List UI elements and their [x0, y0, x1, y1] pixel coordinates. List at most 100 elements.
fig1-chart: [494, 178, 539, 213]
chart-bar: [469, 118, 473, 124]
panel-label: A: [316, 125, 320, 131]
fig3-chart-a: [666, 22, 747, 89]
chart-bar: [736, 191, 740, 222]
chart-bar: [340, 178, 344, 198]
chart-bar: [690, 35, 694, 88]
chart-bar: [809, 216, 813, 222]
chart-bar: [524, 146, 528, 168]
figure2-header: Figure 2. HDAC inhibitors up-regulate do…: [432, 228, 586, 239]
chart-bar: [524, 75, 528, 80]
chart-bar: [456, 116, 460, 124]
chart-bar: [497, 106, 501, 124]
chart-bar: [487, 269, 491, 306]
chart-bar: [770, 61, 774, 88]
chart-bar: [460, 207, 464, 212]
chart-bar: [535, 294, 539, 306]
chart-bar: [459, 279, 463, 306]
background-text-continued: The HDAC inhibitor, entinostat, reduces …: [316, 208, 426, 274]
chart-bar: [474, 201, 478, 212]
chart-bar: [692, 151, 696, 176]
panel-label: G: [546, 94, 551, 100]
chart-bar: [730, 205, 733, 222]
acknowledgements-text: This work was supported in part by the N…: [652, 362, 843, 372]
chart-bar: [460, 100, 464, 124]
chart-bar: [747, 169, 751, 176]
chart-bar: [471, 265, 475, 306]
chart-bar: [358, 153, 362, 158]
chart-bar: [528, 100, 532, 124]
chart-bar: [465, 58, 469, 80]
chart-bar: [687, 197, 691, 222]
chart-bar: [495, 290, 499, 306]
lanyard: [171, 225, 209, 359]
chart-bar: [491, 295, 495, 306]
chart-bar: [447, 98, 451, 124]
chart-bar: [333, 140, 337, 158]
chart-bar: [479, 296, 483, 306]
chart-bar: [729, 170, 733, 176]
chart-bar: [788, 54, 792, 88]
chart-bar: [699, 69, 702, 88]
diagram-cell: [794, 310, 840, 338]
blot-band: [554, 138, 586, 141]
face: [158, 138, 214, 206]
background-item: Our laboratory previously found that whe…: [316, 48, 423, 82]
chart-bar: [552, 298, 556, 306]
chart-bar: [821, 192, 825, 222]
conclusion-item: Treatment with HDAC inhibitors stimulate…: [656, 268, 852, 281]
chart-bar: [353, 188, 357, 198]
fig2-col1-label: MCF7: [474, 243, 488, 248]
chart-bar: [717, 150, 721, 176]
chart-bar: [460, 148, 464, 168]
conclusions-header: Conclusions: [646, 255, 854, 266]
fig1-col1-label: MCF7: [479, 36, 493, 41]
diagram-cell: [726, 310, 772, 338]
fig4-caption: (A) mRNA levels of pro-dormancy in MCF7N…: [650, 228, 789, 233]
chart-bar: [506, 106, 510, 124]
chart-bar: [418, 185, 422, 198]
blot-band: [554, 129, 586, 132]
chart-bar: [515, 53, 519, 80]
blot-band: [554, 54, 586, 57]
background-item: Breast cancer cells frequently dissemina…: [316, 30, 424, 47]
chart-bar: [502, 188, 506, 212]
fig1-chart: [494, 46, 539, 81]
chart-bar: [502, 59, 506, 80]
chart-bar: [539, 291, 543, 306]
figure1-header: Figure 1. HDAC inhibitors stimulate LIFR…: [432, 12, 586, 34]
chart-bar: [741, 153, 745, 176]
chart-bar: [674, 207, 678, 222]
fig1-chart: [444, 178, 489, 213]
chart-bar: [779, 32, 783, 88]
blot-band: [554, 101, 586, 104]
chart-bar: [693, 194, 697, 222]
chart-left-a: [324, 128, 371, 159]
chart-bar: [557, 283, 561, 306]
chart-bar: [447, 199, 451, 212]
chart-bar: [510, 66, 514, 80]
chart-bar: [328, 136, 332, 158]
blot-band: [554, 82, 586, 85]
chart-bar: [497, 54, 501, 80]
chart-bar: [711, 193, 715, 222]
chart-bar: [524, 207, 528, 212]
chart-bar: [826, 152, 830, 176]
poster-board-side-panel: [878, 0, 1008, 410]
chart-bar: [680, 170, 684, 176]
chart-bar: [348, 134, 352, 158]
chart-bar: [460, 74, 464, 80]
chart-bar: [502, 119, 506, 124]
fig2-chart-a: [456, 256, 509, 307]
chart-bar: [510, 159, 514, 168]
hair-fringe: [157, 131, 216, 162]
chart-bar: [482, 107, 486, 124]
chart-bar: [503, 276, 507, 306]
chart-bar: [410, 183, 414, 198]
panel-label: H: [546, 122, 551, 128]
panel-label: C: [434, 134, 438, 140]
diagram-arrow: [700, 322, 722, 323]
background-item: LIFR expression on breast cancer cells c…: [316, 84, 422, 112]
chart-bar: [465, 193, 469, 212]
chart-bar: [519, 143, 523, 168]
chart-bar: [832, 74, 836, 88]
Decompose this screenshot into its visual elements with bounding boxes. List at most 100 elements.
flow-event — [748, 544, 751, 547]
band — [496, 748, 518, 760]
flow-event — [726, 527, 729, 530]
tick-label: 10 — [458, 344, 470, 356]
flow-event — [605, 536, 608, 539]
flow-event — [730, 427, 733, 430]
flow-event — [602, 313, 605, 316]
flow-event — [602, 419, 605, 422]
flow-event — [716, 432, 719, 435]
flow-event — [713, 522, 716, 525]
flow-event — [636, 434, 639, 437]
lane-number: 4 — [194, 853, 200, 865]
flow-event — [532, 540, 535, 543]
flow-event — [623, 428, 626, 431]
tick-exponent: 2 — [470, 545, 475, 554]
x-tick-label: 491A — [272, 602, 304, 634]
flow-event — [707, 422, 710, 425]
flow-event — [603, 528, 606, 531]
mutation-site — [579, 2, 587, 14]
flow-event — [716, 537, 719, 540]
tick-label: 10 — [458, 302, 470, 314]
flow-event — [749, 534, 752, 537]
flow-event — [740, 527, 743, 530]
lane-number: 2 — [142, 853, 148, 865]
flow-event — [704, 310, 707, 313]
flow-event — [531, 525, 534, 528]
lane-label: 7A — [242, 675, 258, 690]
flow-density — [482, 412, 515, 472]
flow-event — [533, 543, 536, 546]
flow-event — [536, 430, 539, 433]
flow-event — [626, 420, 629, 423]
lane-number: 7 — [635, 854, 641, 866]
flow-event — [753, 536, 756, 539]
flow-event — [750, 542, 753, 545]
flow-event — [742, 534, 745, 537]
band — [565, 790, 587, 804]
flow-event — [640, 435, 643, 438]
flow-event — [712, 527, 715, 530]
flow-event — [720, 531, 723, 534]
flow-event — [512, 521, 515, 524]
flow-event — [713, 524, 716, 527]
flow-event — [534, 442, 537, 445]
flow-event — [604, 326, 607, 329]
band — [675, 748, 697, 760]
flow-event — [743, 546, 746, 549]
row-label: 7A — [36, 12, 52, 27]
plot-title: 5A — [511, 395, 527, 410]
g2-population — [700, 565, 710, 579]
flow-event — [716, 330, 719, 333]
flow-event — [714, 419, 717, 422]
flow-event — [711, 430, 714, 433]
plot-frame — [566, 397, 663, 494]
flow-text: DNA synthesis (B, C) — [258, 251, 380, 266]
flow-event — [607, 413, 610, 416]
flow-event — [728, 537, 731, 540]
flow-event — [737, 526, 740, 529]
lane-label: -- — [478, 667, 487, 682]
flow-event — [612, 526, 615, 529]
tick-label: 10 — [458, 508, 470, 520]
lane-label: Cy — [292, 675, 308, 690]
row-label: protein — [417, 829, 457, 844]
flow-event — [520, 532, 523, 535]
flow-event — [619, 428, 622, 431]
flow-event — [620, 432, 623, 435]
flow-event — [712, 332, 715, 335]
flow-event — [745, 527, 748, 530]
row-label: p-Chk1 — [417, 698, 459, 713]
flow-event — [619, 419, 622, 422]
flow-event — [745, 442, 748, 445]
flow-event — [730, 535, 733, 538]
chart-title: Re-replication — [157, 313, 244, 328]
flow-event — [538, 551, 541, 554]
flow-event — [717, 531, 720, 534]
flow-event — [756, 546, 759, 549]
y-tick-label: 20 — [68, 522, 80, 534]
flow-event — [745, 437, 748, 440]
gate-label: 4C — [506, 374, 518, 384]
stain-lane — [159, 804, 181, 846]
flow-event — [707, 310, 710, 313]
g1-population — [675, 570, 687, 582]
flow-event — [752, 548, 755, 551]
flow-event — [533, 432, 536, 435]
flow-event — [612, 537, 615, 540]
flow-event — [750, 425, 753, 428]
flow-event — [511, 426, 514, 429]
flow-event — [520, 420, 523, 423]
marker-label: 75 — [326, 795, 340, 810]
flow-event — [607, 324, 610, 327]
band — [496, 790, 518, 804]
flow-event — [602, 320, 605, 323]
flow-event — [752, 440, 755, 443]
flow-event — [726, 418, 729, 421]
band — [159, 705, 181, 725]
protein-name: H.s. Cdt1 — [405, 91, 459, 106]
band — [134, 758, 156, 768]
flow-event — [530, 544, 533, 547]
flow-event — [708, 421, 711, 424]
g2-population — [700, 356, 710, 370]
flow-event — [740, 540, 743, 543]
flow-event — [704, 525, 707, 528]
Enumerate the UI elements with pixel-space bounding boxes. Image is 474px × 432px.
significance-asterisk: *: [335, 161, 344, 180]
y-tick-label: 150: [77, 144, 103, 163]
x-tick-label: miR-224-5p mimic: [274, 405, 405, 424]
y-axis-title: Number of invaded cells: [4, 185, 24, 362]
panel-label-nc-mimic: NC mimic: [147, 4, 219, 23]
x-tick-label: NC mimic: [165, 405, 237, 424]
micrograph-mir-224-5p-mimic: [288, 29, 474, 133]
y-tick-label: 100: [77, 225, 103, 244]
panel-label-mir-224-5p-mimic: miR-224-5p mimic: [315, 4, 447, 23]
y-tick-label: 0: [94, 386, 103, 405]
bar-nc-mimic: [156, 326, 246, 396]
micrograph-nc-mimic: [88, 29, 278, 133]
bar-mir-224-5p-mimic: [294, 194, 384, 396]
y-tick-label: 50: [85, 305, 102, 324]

What you have to do: Report each line of the material above where the word "item" appears.

Written response:
background-item: Our laboratory previously found that whe…: [316, 48, 423, 82]
conclusion-item: Treatment with HDAC inhibitors stimulate…: [656, 268, 852, 281]
background-item: Breast cancer cells frequently dissemina…: [316, 30, 424, 47]
background-item: LIFR expression on breast cancer cells c…: [316, 84, 422, 112]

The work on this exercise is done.